Records from a collection:

+++

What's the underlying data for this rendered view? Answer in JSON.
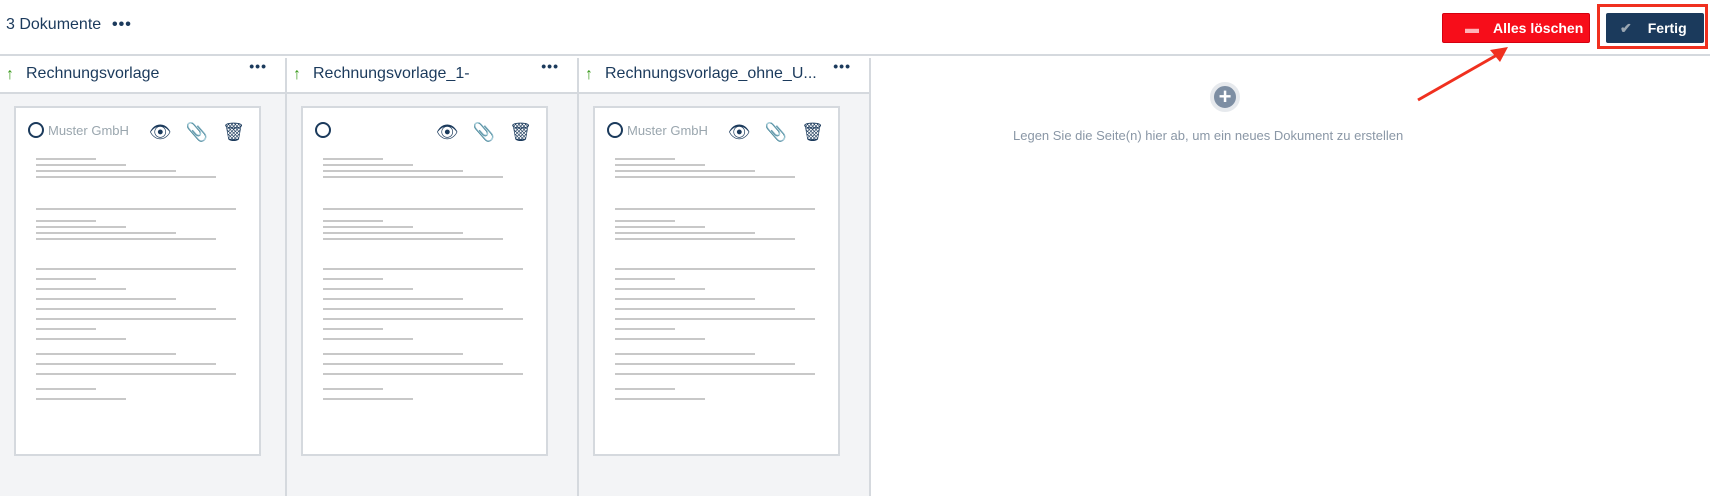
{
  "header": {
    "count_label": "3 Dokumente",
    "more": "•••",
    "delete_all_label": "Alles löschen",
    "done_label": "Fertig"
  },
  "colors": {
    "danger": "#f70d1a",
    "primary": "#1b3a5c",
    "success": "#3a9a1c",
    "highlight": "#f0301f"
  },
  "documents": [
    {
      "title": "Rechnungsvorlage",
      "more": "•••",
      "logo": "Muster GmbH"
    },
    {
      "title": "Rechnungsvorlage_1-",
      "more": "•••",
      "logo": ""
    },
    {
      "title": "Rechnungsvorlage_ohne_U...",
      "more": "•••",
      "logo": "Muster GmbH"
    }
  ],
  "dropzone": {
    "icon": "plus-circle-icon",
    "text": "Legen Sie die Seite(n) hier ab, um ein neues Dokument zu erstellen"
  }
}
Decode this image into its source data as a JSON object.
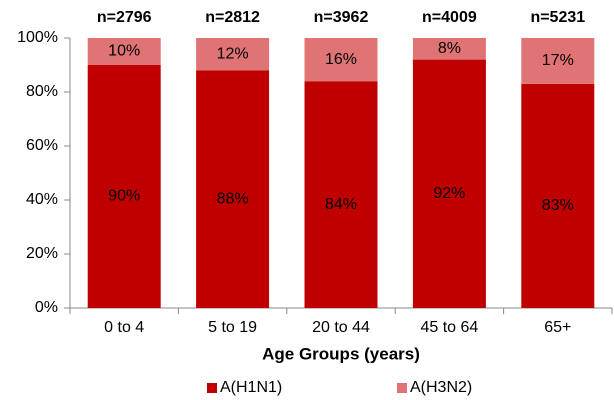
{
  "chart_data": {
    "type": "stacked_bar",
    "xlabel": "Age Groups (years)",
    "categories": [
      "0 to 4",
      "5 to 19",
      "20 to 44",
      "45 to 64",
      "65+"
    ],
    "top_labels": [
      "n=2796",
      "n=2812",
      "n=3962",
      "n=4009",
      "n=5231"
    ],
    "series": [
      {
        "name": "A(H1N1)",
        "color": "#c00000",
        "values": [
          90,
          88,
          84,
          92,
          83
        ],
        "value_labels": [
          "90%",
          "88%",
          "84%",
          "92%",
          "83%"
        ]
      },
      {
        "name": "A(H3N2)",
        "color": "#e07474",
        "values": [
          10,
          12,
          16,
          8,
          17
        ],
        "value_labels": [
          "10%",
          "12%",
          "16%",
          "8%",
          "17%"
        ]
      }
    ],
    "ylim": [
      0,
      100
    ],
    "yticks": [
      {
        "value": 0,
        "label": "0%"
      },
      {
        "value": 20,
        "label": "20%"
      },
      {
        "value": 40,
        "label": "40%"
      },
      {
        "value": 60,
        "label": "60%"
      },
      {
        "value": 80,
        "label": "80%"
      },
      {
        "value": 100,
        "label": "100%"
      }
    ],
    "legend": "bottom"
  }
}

+++

Your instructions: Output a faithful copy of the data, with each picture left out.

Result of the task:
What's the underlying data for this rendered view? Answer in JSON.
{
  "header": {
    "count_label": "3 Dokumente",
    "more": "•••",
    "delete_all_label": "Alles löschen",
    "done_label": "Fertig"
  },
  "colors": {
    "danger": "#f70d1a",
    "primary": "#1b3a5c",
    "success": "#3a9a1c",
    "highlight": "#f0301f"
  },
  "documents": [
    {
      "title": "Rechnungsvorlage",
      "more": "•••",
      "logo": "Muster GmbH"
    },
    {
      "title": "Rechnungsvorlage_1-",
      "more": "•••",
      "logo": ""
    },
    {
      "title": "Rechnungsvorlage_ohne_U...",
      "more": "•••",
      "logo": "Muster GmbH"
    }
  ],
  "dropzone": {
    "icon": "plus-circle-icon",
    "text": "Legen Sie die Seite(n) hier ab, um ein neues Dokument zu erstellen"
  }
}
Decode this image into its source data as a JSON object.
{
  "chart_data": {
    "type": "stacked_bar",
    "xlabel": "Age Groups (years)",
    "categories": [
      "0 to 4",
      "5 to 19",
      "20 to 44",
      "45 to 64",
      "65+"
    ],
    "top_labels": [
      "n=2796",
      "n=2812",
      "n=3962",
      "n=4009",
      "n=5231"
    ],
    "series": [
      {
        "name": "A(H1N1)",
        "color": "#c00000",
        "values": [
          90,
          88,
          84,
          92,
          83
        ],
        "value_labels": [
          "90%",
          "88%",
          "84%",
          "92%",
          "83%"
        ]
      },
      {
        "name": "A(H3N2)",
        "color": "#e07474",
        "values": [
          10,
          12,
          16,
          8,
          17
        ],
        "value_labels": [
          "10%",
          "12%",
          "16%",
          "8%",
          "17%"
        ]
      }
    ],
    "ylim": [
      0,
      100
    ],
    "yticks": [
      {
        "value": 0,
        "label": "0%"
      },
      {
        "value": 20,
        "label": "20%"
      },
      {
        "value": 40,
        "label": "40%"
      },
      {
        "value": 60,
        "label": "60%"
      },
      {
        "value": 80,
        "label": "80%"
      },
      {
        "value": 100,
        "label": "100%"
      }
    ],
    "legend": "bottom"
  }
}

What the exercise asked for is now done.